== Dataset content

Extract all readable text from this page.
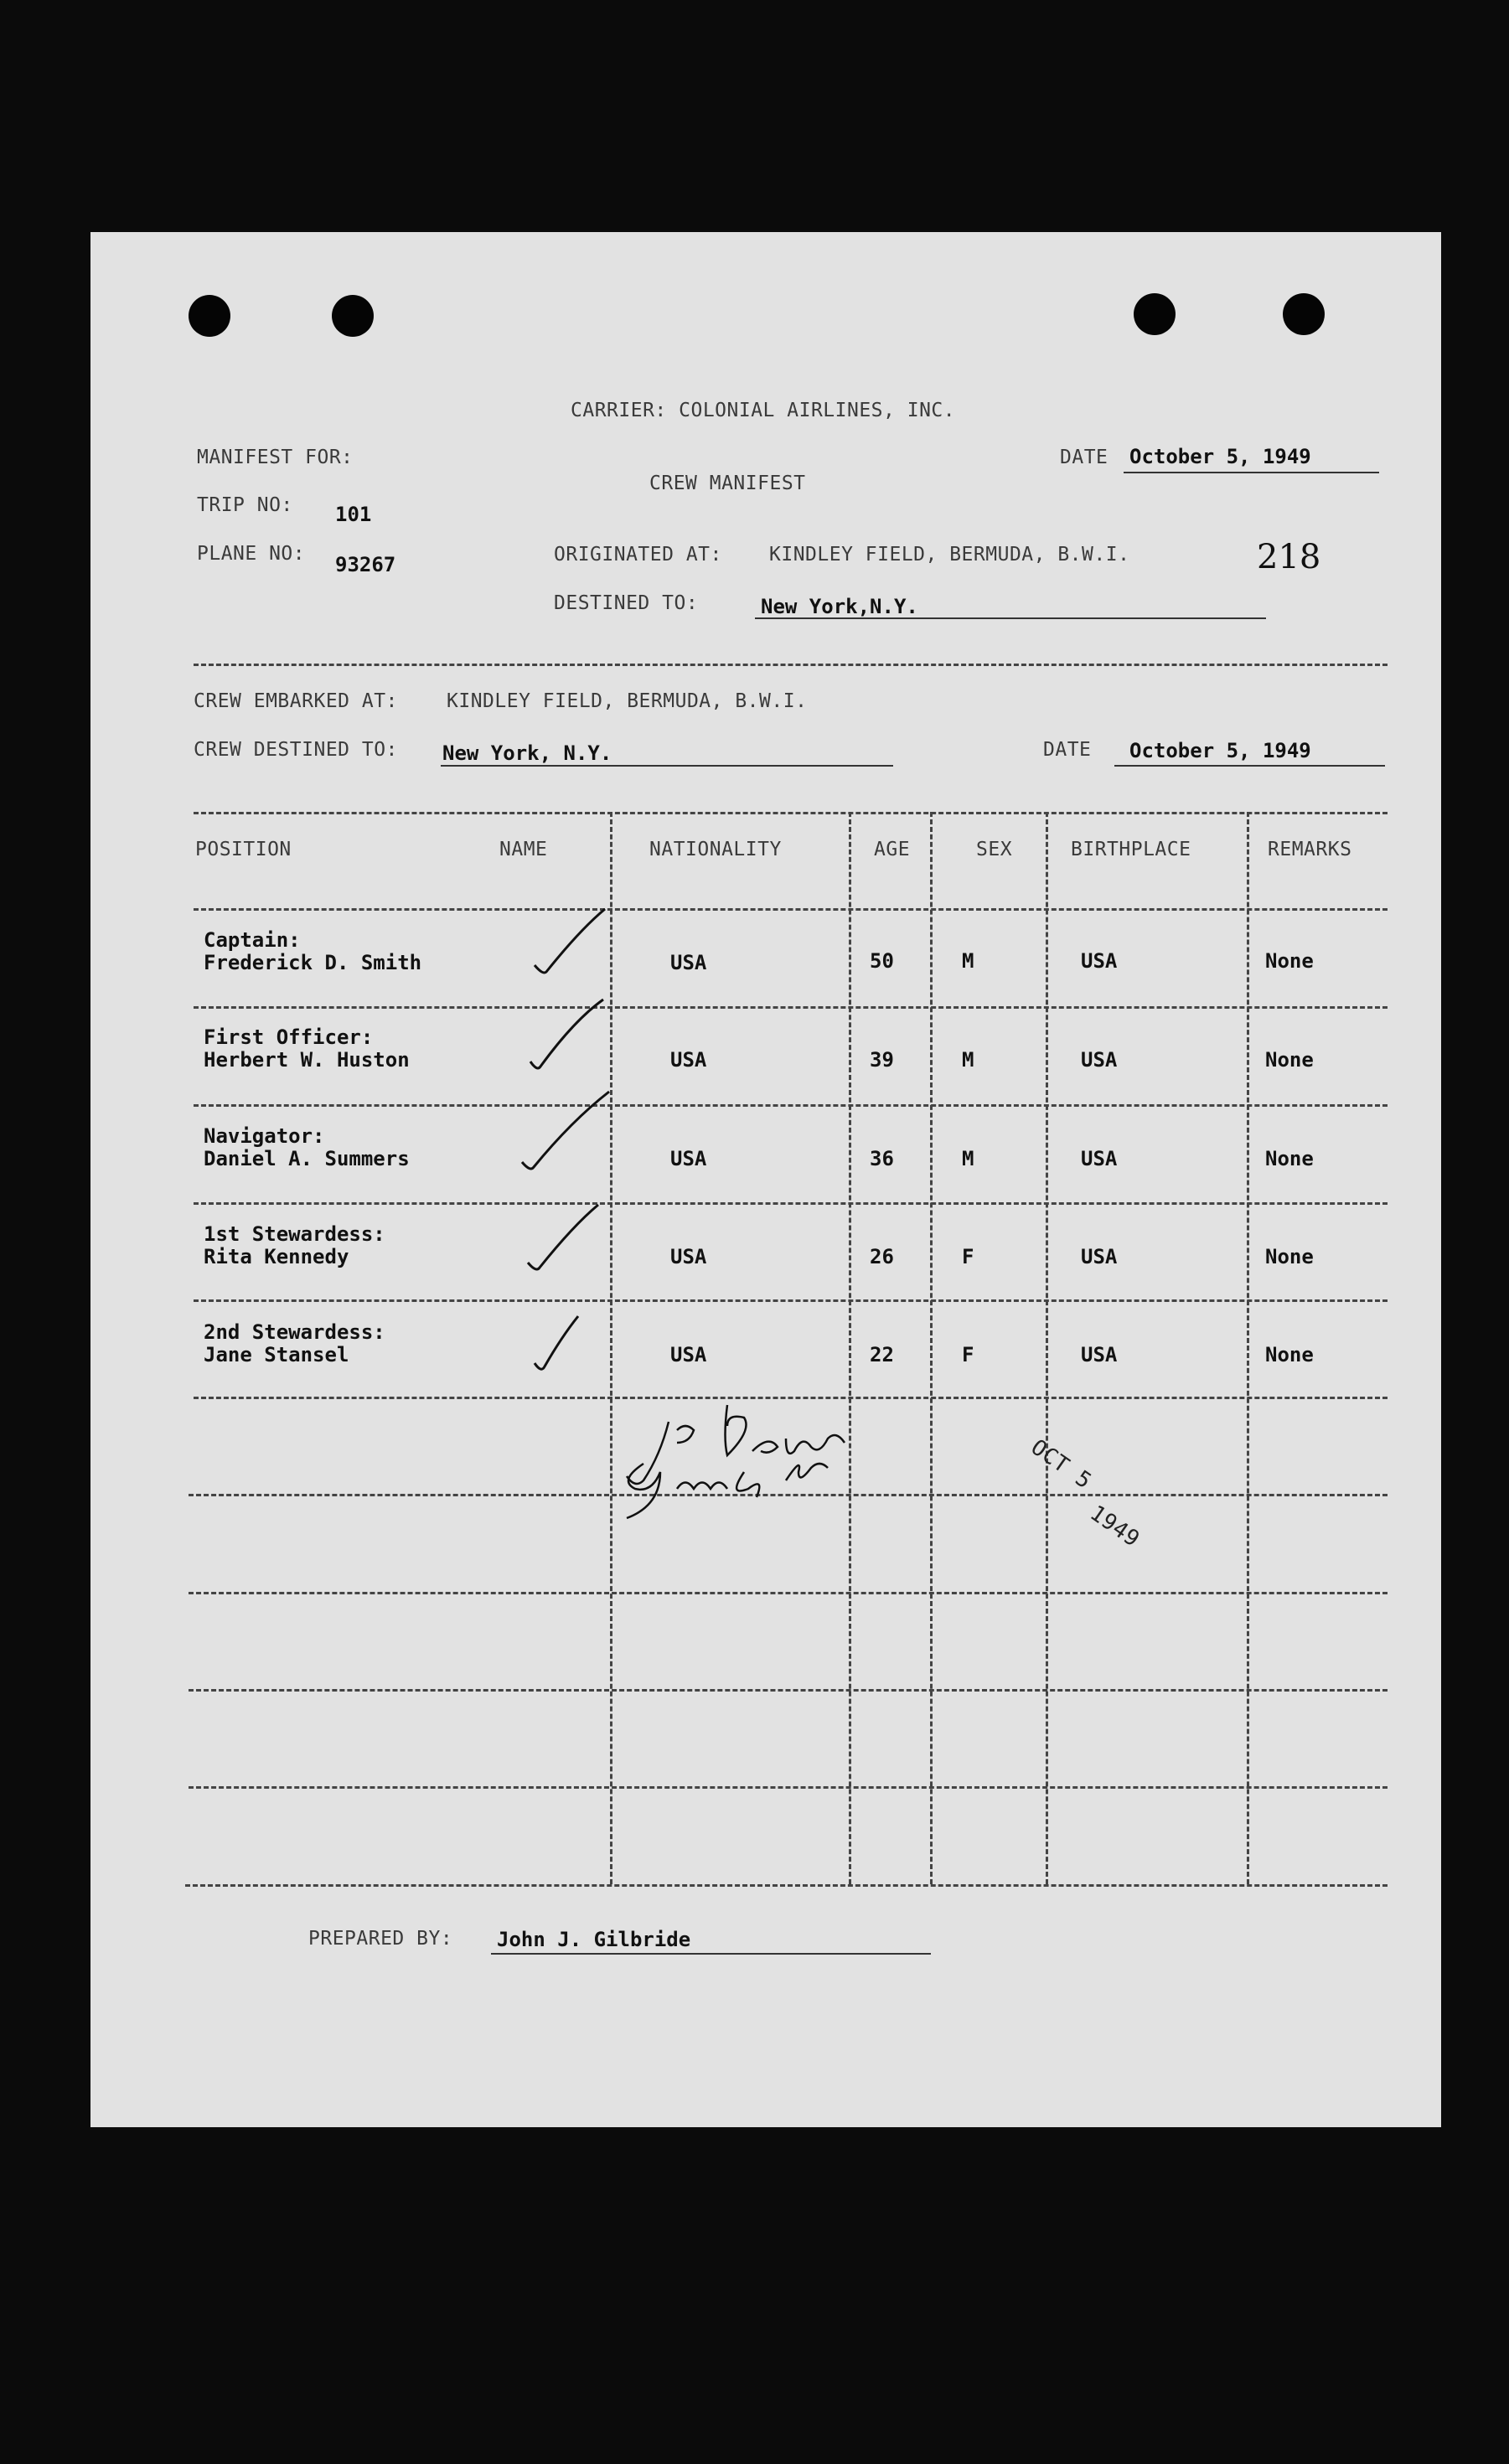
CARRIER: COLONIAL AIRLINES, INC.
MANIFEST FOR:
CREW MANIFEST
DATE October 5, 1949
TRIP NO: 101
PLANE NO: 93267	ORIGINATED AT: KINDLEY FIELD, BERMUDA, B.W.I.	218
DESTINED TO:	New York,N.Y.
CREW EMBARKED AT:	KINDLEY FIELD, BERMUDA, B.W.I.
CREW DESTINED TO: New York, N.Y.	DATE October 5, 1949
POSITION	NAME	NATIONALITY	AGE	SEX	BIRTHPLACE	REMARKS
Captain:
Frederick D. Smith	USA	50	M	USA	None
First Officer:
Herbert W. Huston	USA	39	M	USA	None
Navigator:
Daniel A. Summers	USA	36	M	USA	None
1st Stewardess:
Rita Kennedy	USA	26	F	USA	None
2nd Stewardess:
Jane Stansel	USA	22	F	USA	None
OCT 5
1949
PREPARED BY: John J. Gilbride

====
== Dataset content

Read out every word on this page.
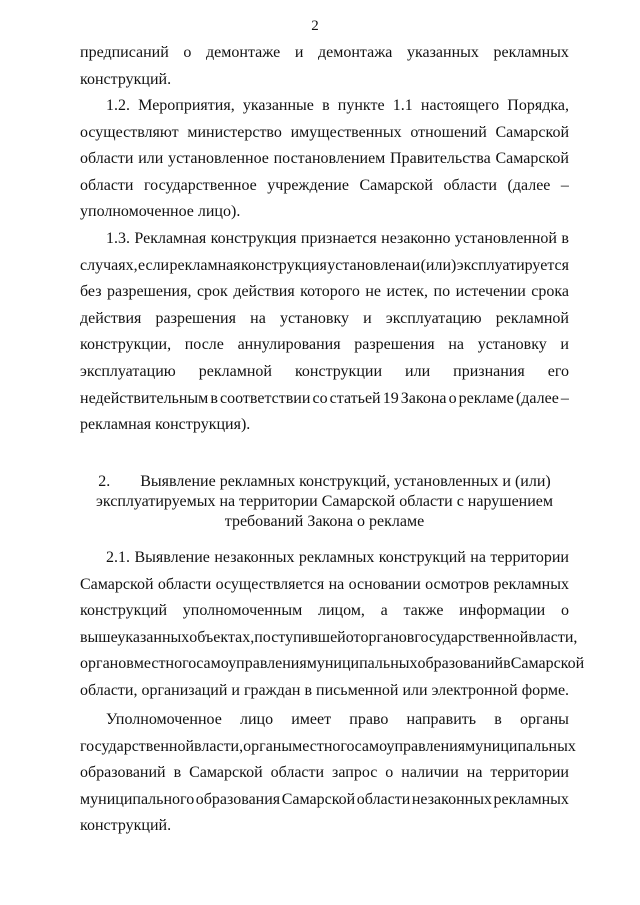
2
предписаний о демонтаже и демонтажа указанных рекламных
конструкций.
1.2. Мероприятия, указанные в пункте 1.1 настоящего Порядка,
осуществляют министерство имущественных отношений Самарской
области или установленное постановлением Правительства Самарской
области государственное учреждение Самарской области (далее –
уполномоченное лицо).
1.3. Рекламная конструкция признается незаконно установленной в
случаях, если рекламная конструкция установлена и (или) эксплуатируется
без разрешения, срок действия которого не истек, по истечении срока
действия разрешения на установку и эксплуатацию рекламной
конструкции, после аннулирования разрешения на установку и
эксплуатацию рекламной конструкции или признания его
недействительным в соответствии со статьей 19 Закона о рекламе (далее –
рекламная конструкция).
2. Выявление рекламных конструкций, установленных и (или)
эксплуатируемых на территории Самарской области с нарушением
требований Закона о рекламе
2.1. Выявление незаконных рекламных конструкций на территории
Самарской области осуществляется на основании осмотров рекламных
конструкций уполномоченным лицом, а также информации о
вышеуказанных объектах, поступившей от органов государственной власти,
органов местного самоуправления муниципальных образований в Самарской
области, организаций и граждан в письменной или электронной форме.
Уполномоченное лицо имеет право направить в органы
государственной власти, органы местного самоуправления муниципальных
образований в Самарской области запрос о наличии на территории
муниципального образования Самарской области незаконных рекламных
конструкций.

====
== Dataset content

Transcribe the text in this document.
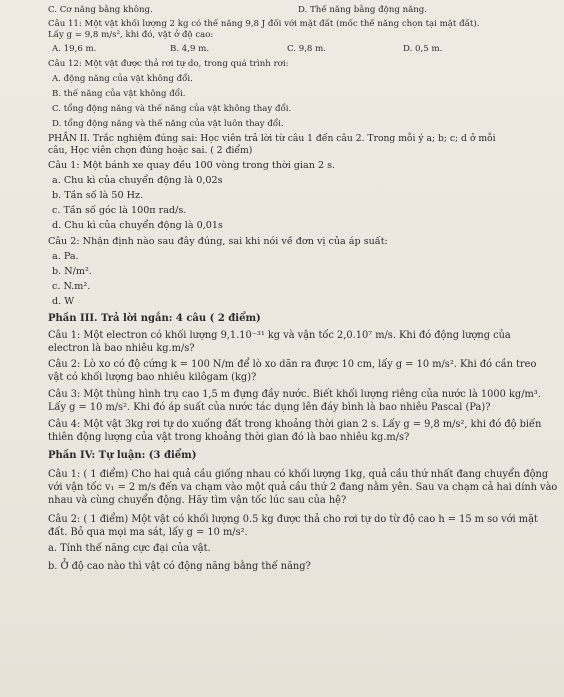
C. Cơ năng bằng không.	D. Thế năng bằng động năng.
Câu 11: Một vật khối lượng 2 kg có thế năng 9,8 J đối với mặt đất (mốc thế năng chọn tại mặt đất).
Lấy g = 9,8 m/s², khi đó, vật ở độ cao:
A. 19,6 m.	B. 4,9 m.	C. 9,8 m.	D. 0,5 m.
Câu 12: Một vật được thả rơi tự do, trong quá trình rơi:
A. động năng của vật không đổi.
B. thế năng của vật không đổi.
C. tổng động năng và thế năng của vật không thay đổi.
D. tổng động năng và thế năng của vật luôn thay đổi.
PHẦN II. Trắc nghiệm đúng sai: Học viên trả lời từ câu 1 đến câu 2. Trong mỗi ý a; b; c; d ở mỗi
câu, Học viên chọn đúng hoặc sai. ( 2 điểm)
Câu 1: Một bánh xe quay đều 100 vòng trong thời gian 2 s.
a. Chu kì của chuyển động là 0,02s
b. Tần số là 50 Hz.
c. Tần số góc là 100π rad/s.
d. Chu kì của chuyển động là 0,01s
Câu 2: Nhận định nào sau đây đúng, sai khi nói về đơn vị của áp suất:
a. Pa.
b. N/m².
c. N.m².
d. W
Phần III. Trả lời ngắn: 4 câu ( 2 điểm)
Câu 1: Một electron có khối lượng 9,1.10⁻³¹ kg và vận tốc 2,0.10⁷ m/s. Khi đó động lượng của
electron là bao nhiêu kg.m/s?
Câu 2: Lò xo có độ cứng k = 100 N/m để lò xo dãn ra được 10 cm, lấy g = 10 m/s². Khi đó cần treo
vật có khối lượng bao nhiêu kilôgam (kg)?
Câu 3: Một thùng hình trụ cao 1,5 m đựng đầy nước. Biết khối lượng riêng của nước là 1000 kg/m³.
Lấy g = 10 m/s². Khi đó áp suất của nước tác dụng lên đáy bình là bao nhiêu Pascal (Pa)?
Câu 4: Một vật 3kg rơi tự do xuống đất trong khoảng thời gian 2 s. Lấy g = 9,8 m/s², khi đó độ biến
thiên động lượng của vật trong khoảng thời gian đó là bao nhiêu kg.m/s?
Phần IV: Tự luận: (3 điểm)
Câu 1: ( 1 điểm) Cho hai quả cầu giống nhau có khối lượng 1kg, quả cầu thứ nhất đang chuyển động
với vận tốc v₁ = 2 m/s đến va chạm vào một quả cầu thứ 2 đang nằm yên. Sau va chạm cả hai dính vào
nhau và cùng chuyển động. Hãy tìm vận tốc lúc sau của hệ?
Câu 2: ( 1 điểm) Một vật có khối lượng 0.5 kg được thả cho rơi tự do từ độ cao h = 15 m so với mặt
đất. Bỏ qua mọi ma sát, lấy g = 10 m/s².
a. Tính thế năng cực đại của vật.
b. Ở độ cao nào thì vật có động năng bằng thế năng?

====

**Given request**
Say the number of lines in the listing that hold "viên", with no added words.

**Expected answer**
2